*What is asked:* State only how many lines contain the string "rate".

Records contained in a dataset

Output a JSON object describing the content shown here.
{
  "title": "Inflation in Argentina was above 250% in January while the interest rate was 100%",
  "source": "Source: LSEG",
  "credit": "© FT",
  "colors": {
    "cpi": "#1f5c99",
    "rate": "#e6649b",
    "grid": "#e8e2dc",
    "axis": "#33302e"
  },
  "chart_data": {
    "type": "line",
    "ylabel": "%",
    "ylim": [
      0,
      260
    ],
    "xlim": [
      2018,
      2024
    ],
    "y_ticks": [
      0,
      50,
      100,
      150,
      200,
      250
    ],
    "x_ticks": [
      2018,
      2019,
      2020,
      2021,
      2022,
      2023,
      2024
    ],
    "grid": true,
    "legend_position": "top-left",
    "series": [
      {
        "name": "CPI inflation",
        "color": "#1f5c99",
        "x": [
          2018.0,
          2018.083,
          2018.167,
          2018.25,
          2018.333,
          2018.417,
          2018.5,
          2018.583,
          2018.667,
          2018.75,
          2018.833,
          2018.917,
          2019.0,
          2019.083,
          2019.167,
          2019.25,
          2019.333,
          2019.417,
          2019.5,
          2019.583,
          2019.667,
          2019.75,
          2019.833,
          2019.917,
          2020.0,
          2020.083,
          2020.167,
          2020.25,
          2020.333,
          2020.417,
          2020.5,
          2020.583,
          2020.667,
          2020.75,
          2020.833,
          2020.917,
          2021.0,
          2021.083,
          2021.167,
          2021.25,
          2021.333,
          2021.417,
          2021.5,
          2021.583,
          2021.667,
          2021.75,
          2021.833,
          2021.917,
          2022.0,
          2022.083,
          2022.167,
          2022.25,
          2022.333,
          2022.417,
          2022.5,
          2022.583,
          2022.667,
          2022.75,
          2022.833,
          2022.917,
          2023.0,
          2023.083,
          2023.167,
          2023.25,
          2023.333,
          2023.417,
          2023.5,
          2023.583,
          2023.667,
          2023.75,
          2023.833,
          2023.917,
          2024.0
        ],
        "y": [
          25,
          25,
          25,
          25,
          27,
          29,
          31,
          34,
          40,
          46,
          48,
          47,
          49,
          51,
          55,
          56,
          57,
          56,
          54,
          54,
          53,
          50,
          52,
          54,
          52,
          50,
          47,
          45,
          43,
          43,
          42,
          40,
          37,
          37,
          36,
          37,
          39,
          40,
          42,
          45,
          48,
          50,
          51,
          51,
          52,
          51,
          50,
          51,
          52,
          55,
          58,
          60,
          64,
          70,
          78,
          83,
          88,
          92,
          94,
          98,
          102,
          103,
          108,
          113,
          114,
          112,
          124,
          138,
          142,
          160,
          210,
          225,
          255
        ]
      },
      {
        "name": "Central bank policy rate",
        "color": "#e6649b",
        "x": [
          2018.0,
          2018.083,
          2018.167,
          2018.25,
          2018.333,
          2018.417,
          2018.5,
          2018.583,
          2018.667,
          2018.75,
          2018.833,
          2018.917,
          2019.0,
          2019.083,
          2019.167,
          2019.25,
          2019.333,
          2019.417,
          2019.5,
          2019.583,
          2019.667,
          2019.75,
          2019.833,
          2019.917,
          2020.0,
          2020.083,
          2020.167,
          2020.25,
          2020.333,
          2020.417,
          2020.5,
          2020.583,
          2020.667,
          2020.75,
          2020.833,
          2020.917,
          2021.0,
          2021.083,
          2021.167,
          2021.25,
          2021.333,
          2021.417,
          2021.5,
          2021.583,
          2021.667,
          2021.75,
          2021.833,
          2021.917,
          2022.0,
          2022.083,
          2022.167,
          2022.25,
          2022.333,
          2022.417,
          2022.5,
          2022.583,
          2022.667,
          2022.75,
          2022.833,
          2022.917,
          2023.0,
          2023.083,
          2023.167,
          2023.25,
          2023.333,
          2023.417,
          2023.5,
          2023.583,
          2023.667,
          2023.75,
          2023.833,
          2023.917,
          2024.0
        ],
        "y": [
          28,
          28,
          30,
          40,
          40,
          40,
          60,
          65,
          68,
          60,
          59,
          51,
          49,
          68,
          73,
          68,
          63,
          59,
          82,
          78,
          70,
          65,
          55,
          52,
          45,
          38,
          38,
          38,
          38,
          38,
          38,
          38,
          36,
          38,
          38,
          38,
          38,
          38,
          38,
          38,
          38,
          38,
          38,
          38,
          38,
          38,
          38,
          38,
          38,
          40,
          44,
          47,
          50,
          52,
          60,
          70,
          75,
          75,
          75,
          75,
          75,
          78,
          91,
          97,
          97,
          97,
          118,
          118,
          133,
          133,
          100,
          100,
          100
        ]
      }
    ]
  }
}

*Task answer:* 3